----- Input records
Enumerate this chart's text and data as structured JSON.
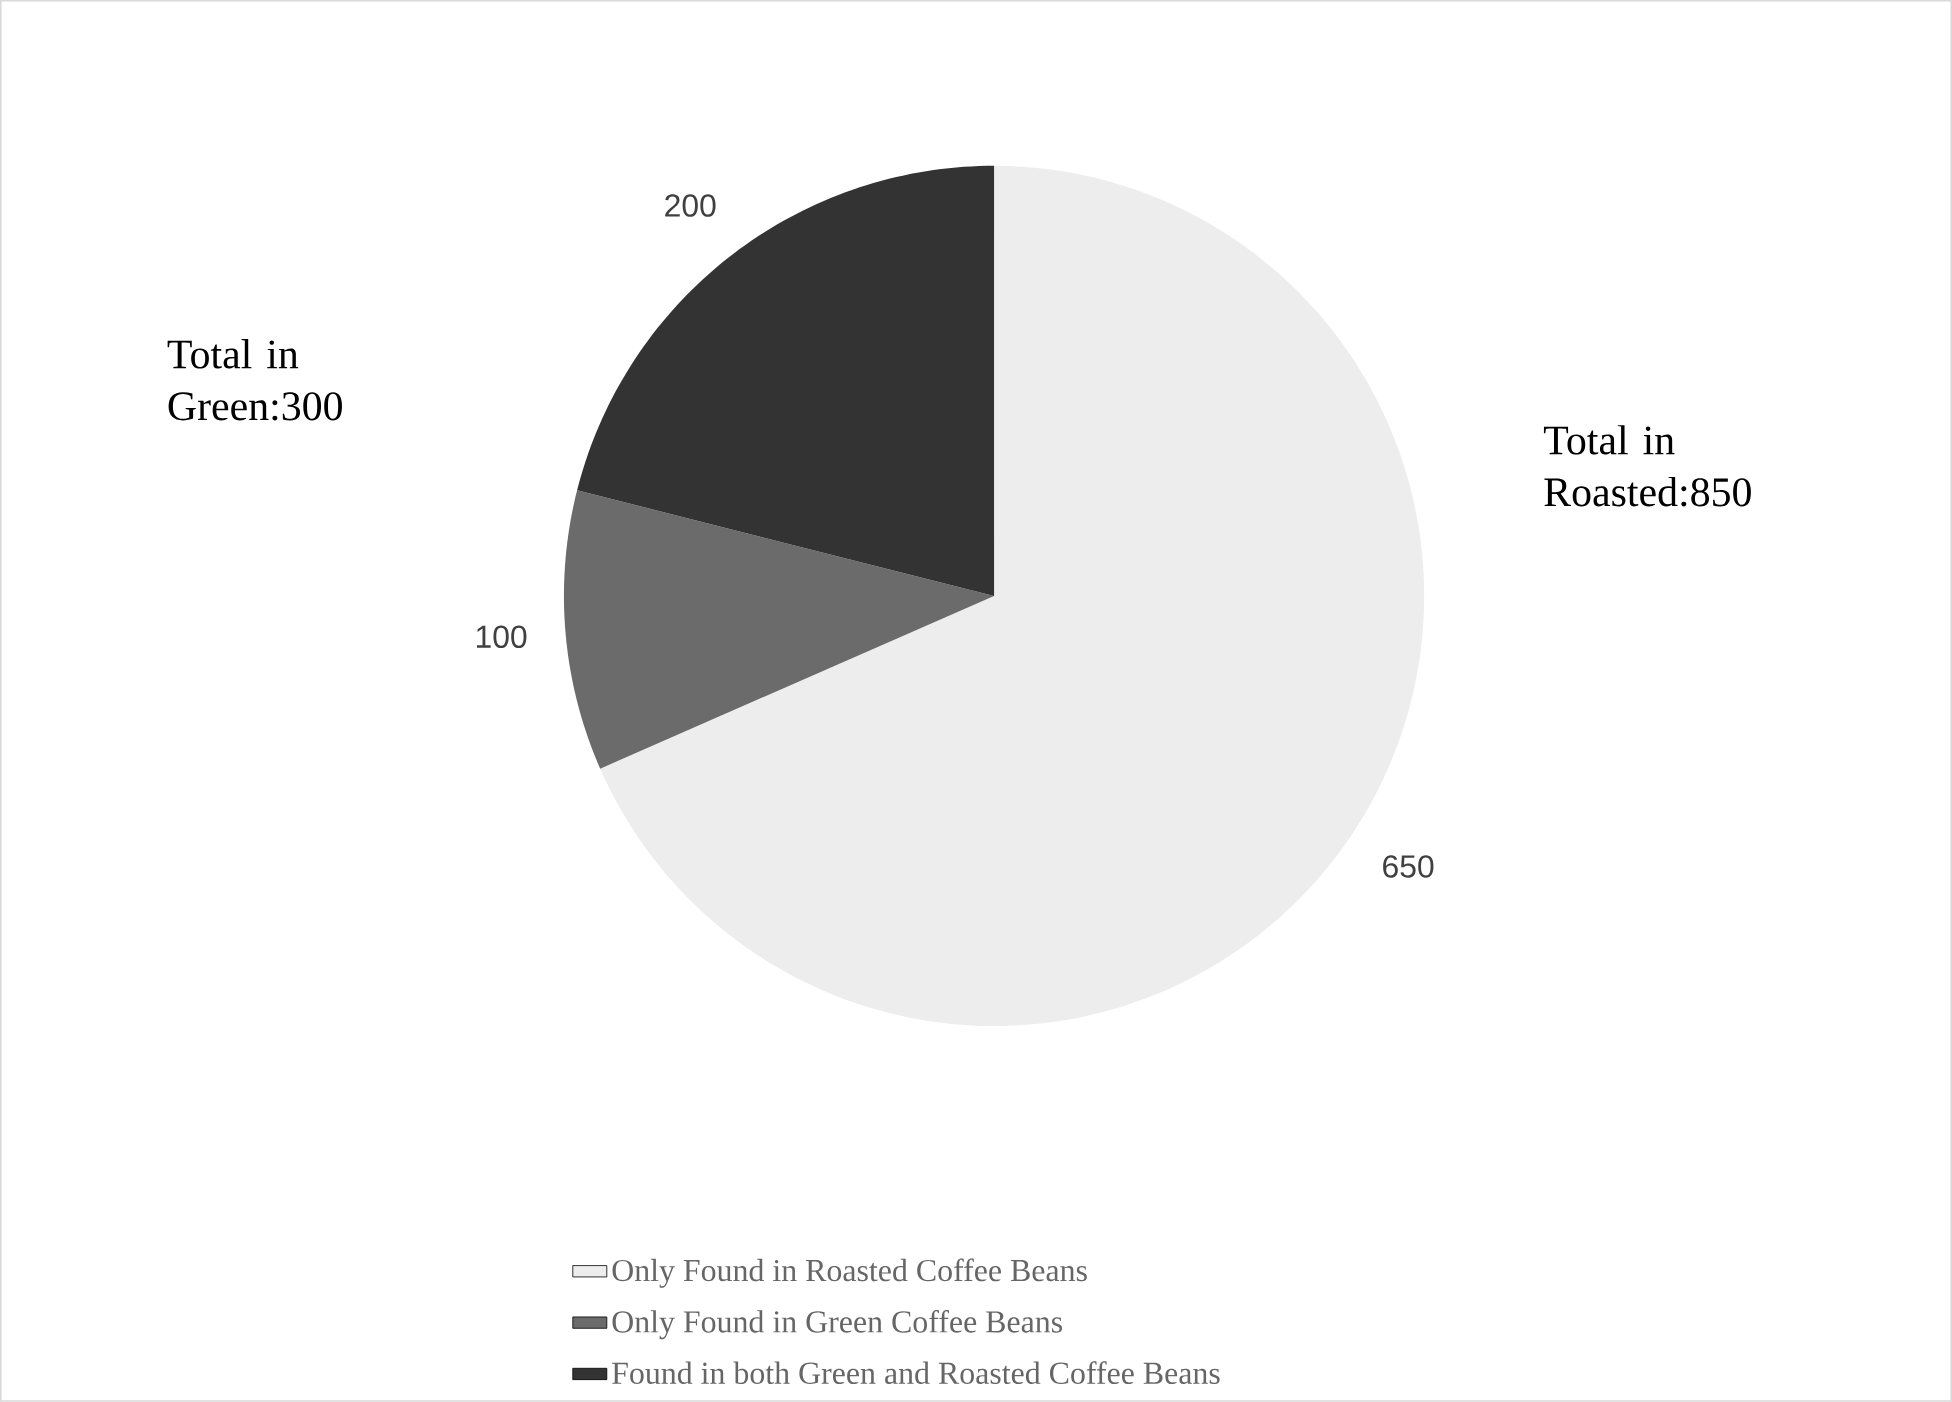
{
  "chart_data": {
    "type": "pie",
    "categories": [
      "Only Found in Roasted Coffee Beans",
      "Only Found in Green Coffee Beans",
      "Found in both Green and Roasted Coffee Beans"
    ],
    "values": [
      650,
      100,
      200
    ],
    "colors": [
      "#ededed",
      "#6b6b6b",
      "#333333"
    ],
    "data_labels": true,
    "legend": "bottom",
    "annotations": [
      "Total in Green:300",
      "Total in Roasted:850"
    ]
  }
}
----------
All of the lines above should be retyped precisely, apart from the pictures.

→ Final result:
Enumerate this chart's text and data as structured JSON.
{
  "chart_data": {
    "type": "pie",
    "categories": [
      "Only Found in Roasted Coffee Beans",
      "Only Found in Green Coffee Beans",
      "Found in both Green and Roasted Coffee Beans"
    ],
    "values": [
      650,
      100,
      200
    ],
    "colors": [
      "#ededed",
      "#6b6b6b",
      "#333333"
    ],
    "data_labels": true,
    "legend": "bottom",
    "annotations": [
      "Total in Green:300",
      "Total in Roasted:850"
    ]
  }
}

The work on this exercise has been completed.